##### Data #####

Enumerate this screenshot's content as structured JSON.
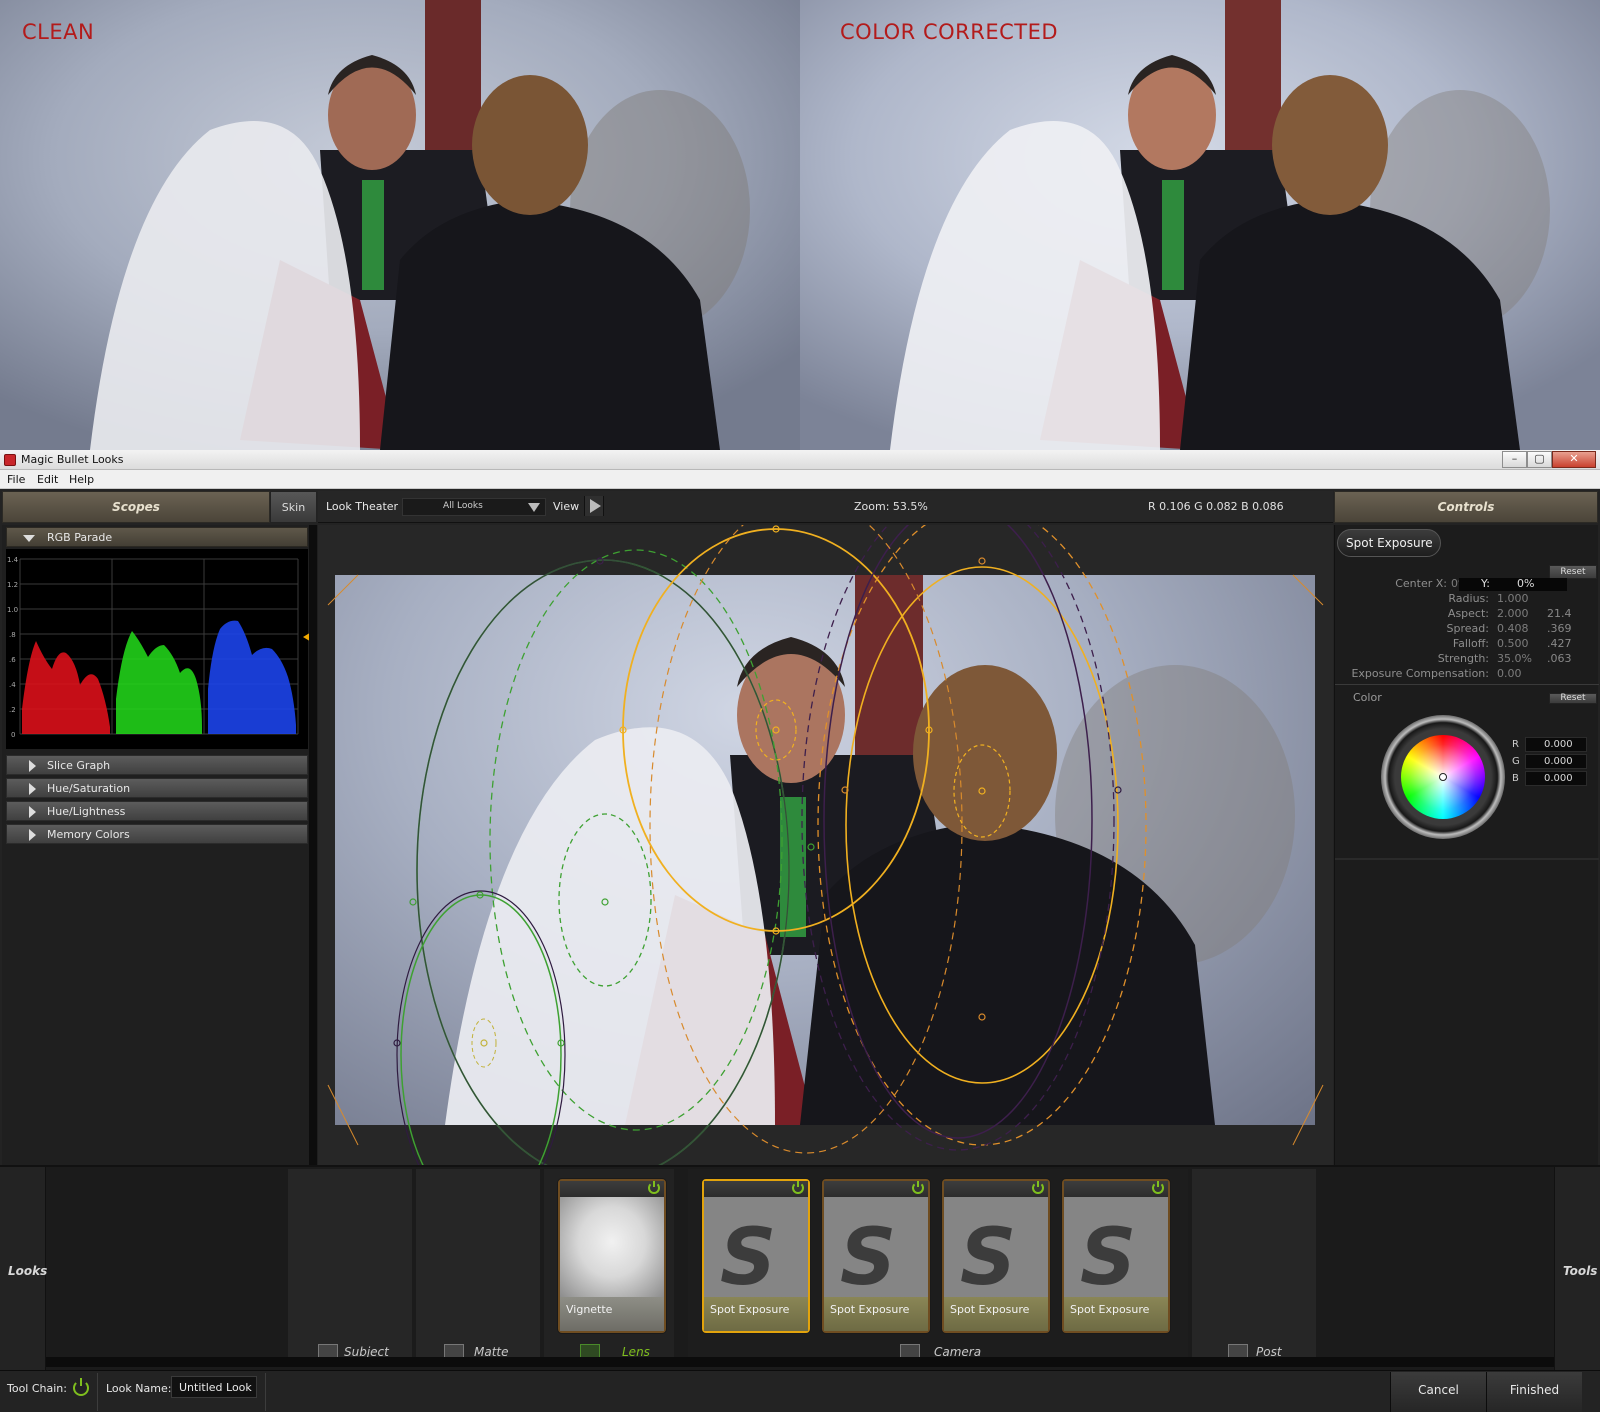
{
  "comparison": {
    "left_label": "CLEAN",
    "right_label": "COLOR CORRECTED"
  },
  "window": {
    "title": "Magic Bullet Looks",
    "controls": {
      "minimize": "–",
      "maximize": "▢",
      "close": "✕"
    }
  },
  "menu": [
    "File",
    "Edit",
    "Help"
  ],
  "scopes": {
    "header": "Scopes",
    "skin_button": "Skin",
    "rgb_parade": {
      "title": "RGB Parade",
      "y_ticks": [
        "1.4",
        "1.2",
        "1.0",
        ".8",
        ".6",
        ".4",
        ".2",
        "0"
      ]
    },
    "collapsed_sections": [
      "Slice Graph",
      "Hue/Saturation",
      "Hue/Lightness",
      "Memory Colors"
    ]
  },
  "look_theater": {
    "label": "Look Theater",
    "filter_value": "All Looks",
    "view_button": "View",
    "zoom": "Zoom:  53.5%",
    "pixel_readout": "R 0.106   G 0.082   B 0.086"
  },
  "controls": {
    "header": "Controls",
    "tool_title": "Spot Exposure",
    "reset_label": "Reset",
    "center_x_label": "Center X:",
    "center_x_value": "0%",
    "center_y_label": "Y:",
    "center_y_value": "0%",
    "params": [
      {
        "label": "Radius:",
        "value": "1.000",
        "value2": ""
      },
      {
        "label": "Aspect:",
        "value": "2.000",
        "value2": "21.4"
      },
      {
        "label": "Spread:",
        "value": "0.408",
        "value2": ".369"
      },
      {
        "label": "Falloff:",
        "value": "0.500",
        "value2": ".427"
      },
      {
        "label": "Strength:",
        "value": "35.0%",
        "value2": ".063"
      },
      {
        "label": "Exposure Compensation:",
        "value": "0.00",
        "value2": ""
      }
    ],
    "color_label": "Color",
    "color_reset_label": "Reset",
    "rgb": [
      {
        "channel": "R",
        "value": "0.000"
      },
      {
        "channel": "G",
        "value": "0.000"
      },
      {
        "channel": "B",
        "value": "0.000"
      }
    ]
  },
  "looks_area": {
    "left_label": "Looks",
    "right_label": "Tools",
    "categories": [
      "Subject",
      "Matte",
      "Lens",
      "Camera",
      "Post"
    ],
    "tiles": [
      {
        "name": "Vignette",
        "category": "Lens"
      },
      {
        "name": "Spot Exposure",
        "category": "Camera"
      },
      {
        "name": "Spot Exposure",
        "category": "Camera"
      },
      {
        "name": "Spot Exposure",
        "category": "Camera"
      },
      {
        "name": "Spot Exposure",
        "category": "Camera"
      }
    ]
  },
  "statusbar": {
    "tool_chain_label": "Tool Chain:",
    "look_name_label": "Look Name:",
    "look_name_value": "Untitled Look",
    "cancel_label": "Cancel",
    "finished_label": "Finished"
  },
  "colors": {
    "accent_gold": "#e2a30c",
    "label_red": "#b31b1b",
    "power_green": "#7fbf1e",
    "overlay_green": "#39a02c",
    "overlay_gold": "#f0b020",
    "overlay_purple": "#3c1e4a"
  }
}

#####

= Stated goal =
Return each line of the data, keeping its wording exact and omitting pictures.

= Correct answer =
Enumerate this screenshot's content as structured JSON.
{
  "comparison": {
    "left_label": "CLEAN",
    "right_label": "COLOR CORRECTED"
  },
  "window": {
    "title": "Magic Bullet Looks",
    "controls": {
      "minimize": "–",
      "maximize": "▢",
      "close": "✕"
    }
  },
  "menu": [
    "File",
    "Edit",
    "Help"
  ],
  "scopes": {
    "header": "Scopes",
    "skin_button": "Skin",
    "rgb_parade": {
      "title": "RGB Parade",
      "y_ticks": [
        "1.4",
        "1.2",
        "1.0",
        ".8",
        ".6",
        ".4",
        ".2",
        "0"
      ]
    },
    "collapsed_sections": [
      "Slice Graph",
      "Hue/Saturation",
      "Hue/Lightness",
      "Memory Colors"
    ]
  },
  "look_theater": {
    "label": "Look Theater",
    "filter_value": "All Looks",
    "view_button": "View",
    "zoom": "Zoom:  53.5%",
    "pixel_readout": "R 0.106   G 0.082   B 0.086"
  },
  "controls": {
    "header": "Controls",
    "tool_title": "Spot Exposure",
    "reset_label": "Reset",
    "center_x_label": "Center X:",
    "center_x_value": "0%",
    "center_y_label": "Y:",
    "center_y_value": "0%",
    "params": [
      {
        "label": "Radius:",
        "value": "1.000",
        "value2": ""
      },
      {
        "label": "Aspect:",
        "value": "2.000",
        "value2": "21.4"
      },
      {
        "label": "Spread:",
        "value": "0.408",
        "value2": ".369"
      },
      {
        "label": "Falloff:",
        "value": "0.500",
        "value2": ".427"
      },
      {
        "label": "Strength:",
        "value": "35.0%",
        "value2": ".063"
      },
      {
        "label": "Exposure Compensation:",
        "value": "0.00",
        "value2": ""
      }
    ],
    "color_label": "Color",
    "color_reset_label": "Reset",
    "rgb": [
      {
        "channel": "R",
        "value": "0.000"
      },
      {
        "channel": "G",
        "value": "0.000"
      },
      {
        "channel": "B",
        "value": "0.000"
      }
    ]
  },
  "looks_area": {
    "left_label": "Looks",
    "right_label": "Tools",
    "categories": [
      "Subject",
      "Matte",
      "Lens",
      "Camera",
      "Post"
    ],
    "tiles": [
      {
        "name": "Vignette",
        "category": "Lens"
      },
      {
        "name": "Spot Exposure",
        "category": "Camera"
      },
      {
        "name": "Spot Exposure",
        "category": "Camera"
      },
      {
        "name": "Spot Exposure",
        "category": "Camera"
      },
      {
        "name": "Spot Exposure",
        "category": "Camera"
      }
    ]
  },
  "statusbar": {
    "tool_chain_label": "Tool Chain:",
    "look_name_label": "Look Name:",
    "look_name_value": "Untitled Look",
    "cancel_label": "Cancel",
    "finished_label": "Finished"
  },
  "colors": {
    "accent_gold": "#e2a30c",
    "label_red": "#b31b1b",
    "power_green": "#7fbf1e",
    "overlay_green": "#39a02c",
    "overlay_gold": "#f0b020",
    "overlay_purple": "#3c1e4a"
  }
}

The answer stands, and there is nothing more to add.